## REQUIREMENT
Repeat, exactly and alone, every line from the line that contains "Output the text content of this document." to the end of the entries.

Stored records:
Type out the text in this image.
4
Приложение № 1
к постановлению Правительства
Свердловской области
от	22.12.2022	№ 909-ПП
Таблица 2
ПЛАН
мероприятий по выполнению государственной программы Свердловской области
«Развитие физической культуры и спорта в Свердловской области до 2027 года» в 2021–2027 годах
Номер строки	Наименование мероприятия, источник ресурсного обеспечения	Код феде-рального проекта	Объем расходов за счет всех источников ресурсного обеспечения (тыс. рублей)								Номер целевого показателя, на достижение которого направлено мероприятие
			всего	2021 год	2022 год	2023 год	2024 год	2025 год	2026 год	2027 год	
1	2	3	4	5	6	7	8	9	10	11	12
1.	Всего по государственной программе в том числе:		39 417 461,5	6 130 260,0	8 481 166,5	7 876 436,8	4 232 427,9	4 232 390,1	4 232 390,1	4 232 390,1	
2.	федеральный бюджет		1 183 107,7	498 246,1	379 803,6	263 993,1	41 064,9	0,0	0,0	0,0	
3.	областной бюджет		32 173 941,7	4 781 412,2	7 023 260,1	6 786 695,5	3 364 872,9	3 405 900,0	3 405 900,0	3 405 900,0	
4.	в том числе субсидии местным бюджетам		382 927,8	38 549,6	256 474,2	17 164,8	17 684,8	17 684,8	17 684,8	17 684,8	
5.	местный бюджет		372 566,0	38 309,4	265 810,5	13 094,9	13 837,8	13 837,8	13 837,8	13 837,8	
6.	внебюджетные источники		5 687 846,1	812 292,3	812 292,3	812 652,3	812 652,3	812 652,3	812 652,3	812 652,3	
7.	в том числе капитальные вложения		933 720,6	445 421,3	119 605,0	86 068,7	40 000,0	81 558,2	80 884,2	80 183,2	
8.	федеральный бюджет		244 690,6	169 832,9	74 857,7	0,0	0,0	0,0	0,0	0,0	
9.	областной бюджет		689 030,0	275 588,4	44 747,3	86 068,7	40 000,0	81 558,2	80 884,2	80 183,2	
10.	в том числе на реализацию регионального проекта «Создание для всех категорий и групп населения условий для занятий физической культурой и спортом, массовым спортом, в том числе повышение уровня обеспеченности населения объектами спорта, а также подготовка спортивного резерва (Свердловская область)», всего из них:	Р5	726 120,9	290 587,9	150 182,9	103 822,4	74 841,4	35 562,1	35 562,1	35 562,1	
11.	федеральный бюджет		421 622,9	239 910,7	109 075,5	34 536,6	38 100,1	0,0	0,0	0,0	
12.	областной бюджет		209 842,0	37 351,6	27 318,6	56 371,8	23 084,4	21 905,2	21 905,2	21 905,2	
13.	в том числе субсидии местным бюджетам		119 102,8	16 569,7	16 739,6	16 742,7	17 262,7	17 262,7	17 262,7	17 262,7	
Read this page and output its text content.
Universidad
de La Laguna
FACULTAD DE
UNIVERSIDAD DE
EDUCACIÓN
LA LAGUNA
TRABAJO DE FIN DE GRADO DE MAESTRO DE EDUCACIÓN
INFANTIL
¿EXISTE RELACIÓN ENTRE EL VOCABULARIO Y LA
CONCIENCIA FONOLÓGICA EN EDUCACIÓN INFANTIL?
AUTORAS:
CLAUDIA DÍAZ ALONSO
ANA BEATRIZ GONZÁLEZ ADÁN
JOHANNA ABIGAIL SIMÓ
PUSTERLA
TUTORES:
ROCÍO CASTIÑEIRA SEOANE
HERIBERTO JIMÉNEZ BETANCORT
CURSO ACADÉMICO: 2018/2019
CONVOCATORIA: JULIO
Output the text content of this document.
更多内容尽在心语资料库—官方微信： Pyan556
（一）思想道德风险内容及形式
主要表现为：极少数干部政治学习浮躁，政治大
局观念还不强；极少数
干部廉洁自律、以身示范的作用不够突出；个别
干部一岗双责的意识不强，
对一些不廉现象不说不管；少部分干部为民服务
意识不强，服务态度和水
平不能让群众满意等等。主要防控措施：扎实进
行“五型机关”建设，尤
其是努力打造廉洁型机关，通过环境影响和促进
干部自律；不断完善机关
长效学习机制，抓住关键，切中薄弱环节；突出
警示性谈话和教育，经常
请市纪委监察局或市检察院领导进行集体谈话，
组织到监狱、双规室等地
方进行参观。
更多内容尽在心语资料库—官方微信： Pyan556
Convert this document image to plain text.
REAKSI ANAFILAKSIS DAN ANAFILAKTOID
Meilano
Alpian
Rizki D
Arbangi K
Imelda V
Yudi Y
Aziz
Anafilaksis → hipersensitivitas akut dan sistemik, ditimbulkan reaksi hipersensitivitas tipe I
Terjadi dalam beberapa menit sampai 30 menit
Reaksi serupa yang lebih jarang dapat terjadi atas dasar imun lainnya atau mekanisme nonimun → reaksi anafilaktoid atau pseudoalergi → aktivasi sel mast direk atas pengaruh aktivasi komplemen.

## SOLUTION TO THIS EXERCISE
Output the text content of this document.
更多内容尽在心语资料库—官方微信： Pyan556
（一）思想道德风险内容及形式
主要表现为：极少数干部政治学习浮躁，政治大
局观念还不强；极少数
干部廉洁自律、以身示范的作用不够突出；个别
干部一岗双责的意识不强，
对一些不廉现象不说不管；少部分干部为民服务
意识不强，服务态度和水
平不能让群众满意等等。主要防控措施：扎实进
行“五型机关”建设，尤
其是努力打造廉洁型机关，通过环境影响和促进
干部自律；不断完善机关
长效学习机制，抓住关键，切中薄弱环节；突出
警示性谈话和教育，经常
请市纪委监察局或市检察院领导进行集体谈话，
组织到监狱、双规室等地
方进行参观。
更多内容尽在心语资料库—官方微信： Pyan556
Convert this document image to plain text.
REAKSI ANAFILAKSIS DAN ANAFILAKTOID
Meilano
Alpian
Rizki D
Arbangi K
Imelda V
Yudi Y
Aziz
Anafilaksis → hipersensitivitas akut dan sistemik, ditimbulkan reaksi hipersensitivitas tipe I
Terjadi dalam beberapa menit sampai 30 menit
Reaksi serupa yang lebih jarang dapat terjadi atas dasar imun lainnya atau mekanisme nonimun → reaksi anafilaktoid atau pseudoalergi → aktivasi sel mast direk atas pengaruh aktivasi komplemen.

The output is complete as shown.